Brief
Quote the records below in full, exactly as given, with the images taken out.

Rows

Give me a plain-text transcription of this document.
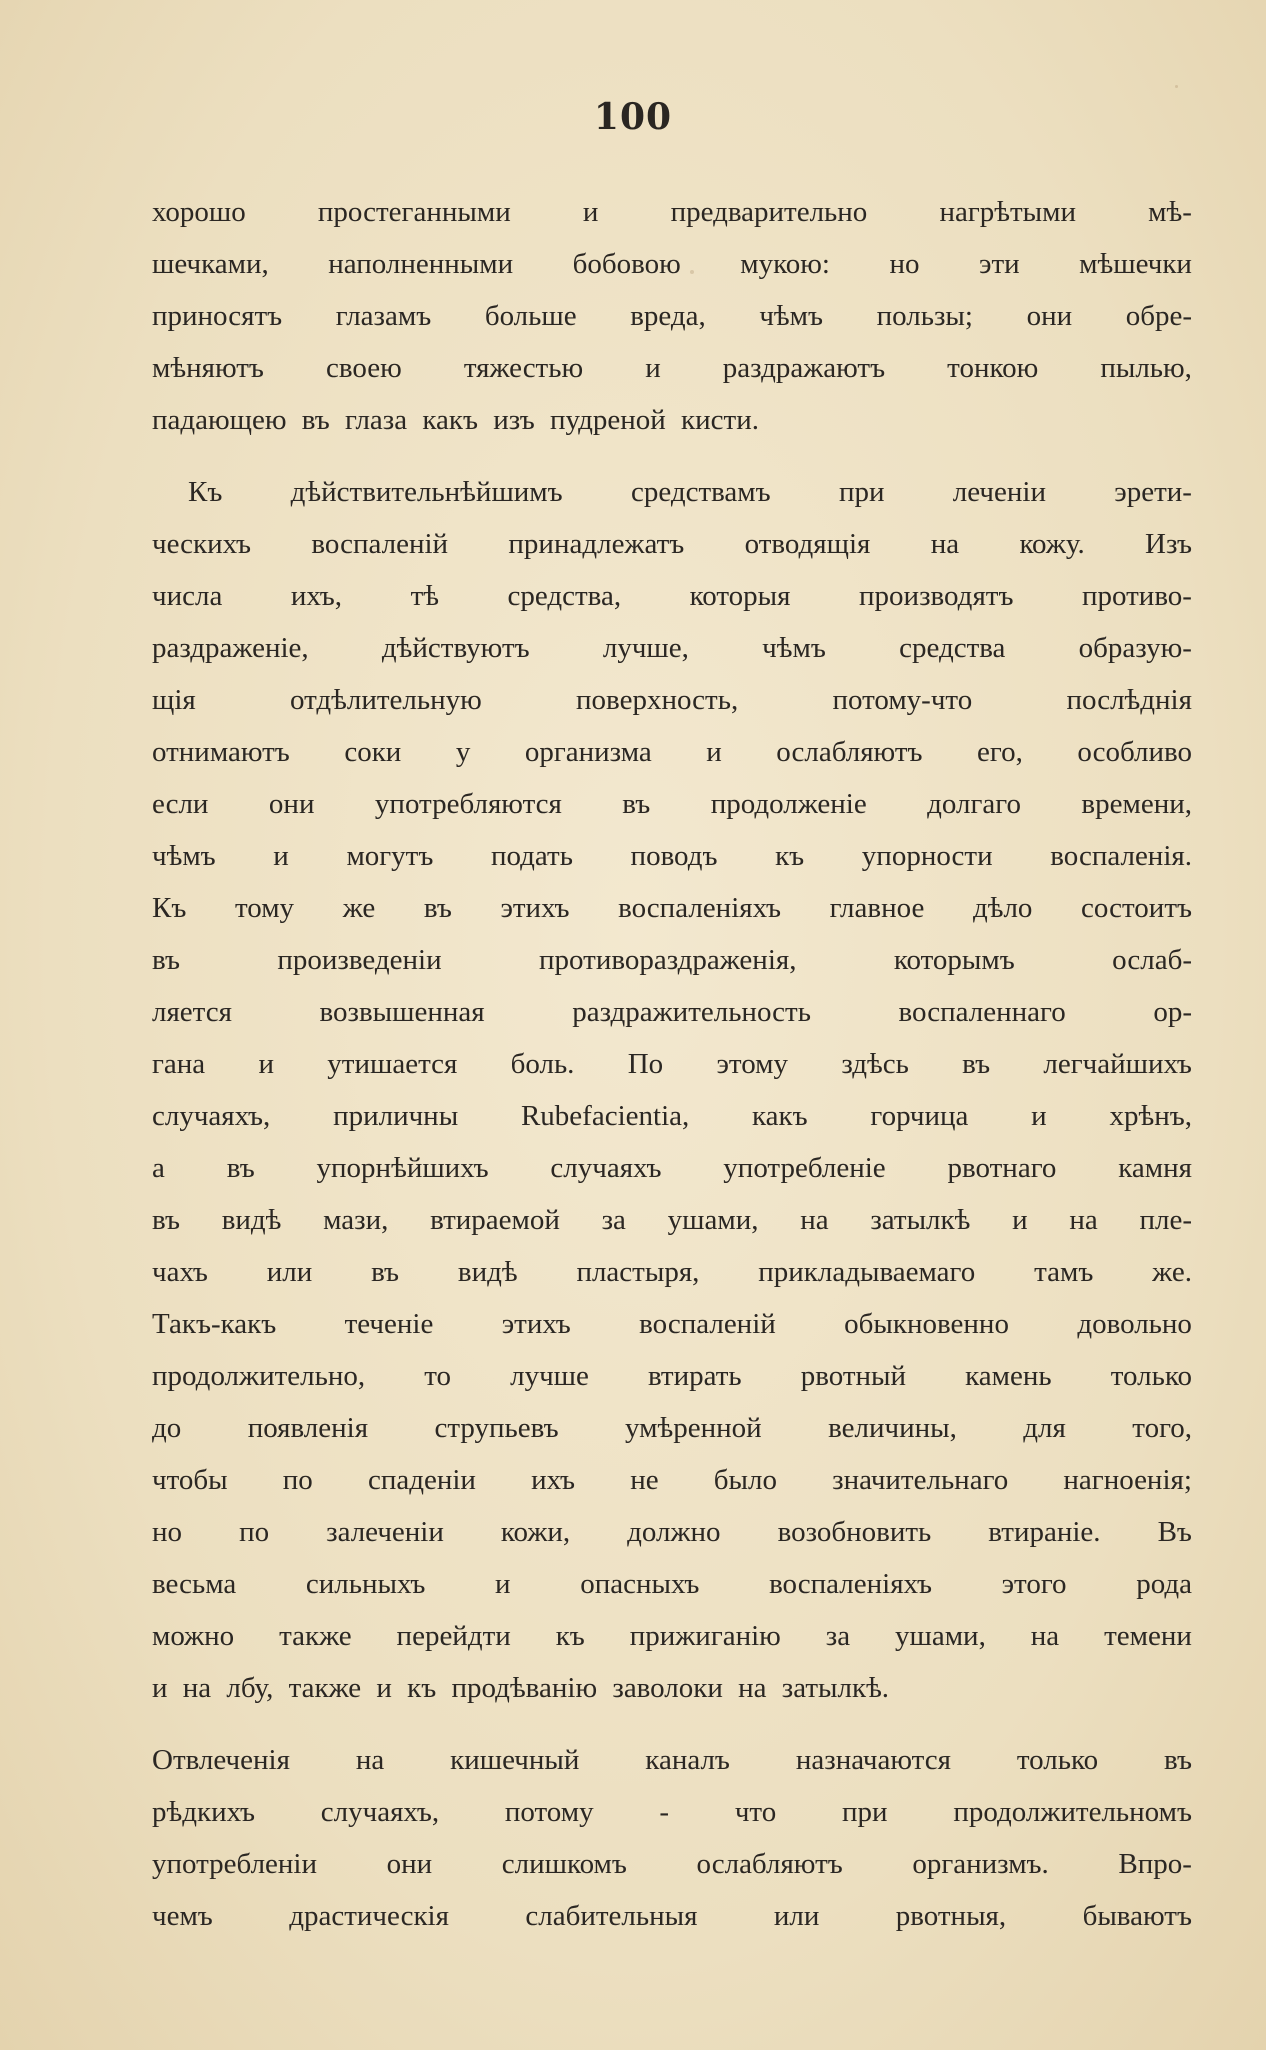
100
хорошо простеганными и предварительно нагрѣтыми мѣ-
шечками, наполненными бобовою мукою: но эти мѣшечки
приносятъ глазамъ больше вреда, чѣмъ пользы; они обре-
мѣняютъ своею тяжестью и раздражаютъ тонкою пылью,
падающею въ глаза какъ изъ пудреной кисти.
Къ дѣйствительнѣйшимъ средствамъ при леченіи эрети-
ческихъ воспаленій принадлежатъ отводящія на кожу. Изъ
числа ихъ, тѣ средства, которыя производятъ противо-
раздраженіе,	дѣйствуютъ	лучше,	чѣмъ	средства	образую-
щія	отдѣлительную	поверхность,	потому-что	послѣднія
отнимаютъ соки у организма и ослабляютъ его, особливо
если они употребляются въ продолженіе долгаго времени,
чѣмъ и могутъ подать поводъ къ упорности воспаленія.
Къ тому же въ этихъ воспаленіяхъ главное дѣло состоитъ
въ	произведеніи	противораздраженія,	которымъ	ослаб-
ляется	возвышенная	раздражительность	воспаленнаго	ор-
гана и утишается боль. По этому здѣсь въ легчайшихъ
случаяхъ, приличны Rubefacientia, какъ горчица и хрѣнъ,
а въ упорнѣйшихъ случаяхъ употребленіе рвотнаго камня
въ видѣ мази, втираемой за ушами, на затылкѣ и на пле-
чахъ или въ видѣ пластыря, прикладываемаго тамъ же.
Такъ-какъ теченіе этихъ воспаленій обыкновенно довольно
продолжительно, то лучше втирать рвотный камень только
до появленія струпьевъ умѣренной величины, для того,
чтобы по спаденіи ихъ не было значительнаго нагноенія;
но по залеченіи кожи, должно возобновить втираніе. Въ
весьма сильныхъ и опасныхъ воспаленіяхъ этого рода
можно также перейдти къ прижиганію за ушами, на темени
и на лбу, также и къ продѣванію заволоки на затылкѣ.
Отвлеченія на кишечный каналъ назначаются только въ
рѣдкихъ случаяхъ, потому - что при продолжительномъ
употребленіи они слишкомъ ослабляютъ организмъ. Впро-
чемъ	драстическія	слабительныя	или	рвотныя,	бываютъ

Result of the exercise
Give me a plain-text transcription of this document.
100
хорошо простеганными и предварительно нагрѣтыми мѣ-
шечками, наполненными бобовою мукою: но эти мѣшечки
приносятъ глазамъ больше вреда, чѣмъ пользы; они обре-
мѣняютъ своею тяжестью и раздражаютъ тонкою пылью,
падающею въ глаза какъ изъ пудреной кисти.
Къ дѣйствительнѣйшимъ средствамъ при леченіи эрети-
ческихъ воспаленій принадлежатъ отводящія на кожу. Изъ
числа ихъ, тѣ средства, которыя производятъ противо-
раздраженіе,	дѣйствуютъ	лучше,	чѣмъ	средства	образую-
щія	отдѣлительную	поверхность,	потому-что	послѣднія
отнимаютъ соки у организма и ослабляютъ его, особливо
если они употребляются въ продолженіе долгаго времени,
чѣмъ и могутъ подать поводъ къ упорности воспаленія.
Къ тому же въ этихъ воспаленіяхъ главное дѣло состоитъ
въ	произведеніи	противораздраженія,	которымъ	ослаб-
ляется	возвышенная	раздражительность	воспаленнаго	ор-
гана и утишается боль. По этому здѣсь въ легчайшихъ
случаяхъ, приличны Rubefacientia, какъ горчица и хрѣнъ,
а въ упорнѣйшихъ случаяхъ употребленіе рвотнаго камня
въ видѣ мази, втираемой за ушами, на затылкѣ и на пле-
чахъ или въ видѣ пластыря, прикладываемаго тамъ же.
Такъ-какъ теченіе этихъ воспаленій обыкновенно довольно
продолжительно, то лучше втирать рвотный камень только
до появленія струпьевъ умѣренной величины, для того,
чтобы по спаденіи ихъ не было значительнаго нагноенія;
но по залеченіи кожи, должно возобновить втираніе. Въ
весьма сильныхъ и опасныхъ воспаленіяхъ этого рода
можно также перейдти къ прижиганію за ушами, на темени
и на лбу, также и къ продѣванію заволоки на затылкѣ.
Отвлеченія на кишечный каналъ назначаются только въ
рѣдкихъ случаяхъ, потому - что при продолжительномъ
употребленіи они слишкомъ ослабляютъ организмъ. Впро-
чемъ	драстическія	слабительныя	или	рвотныя,	бываютъ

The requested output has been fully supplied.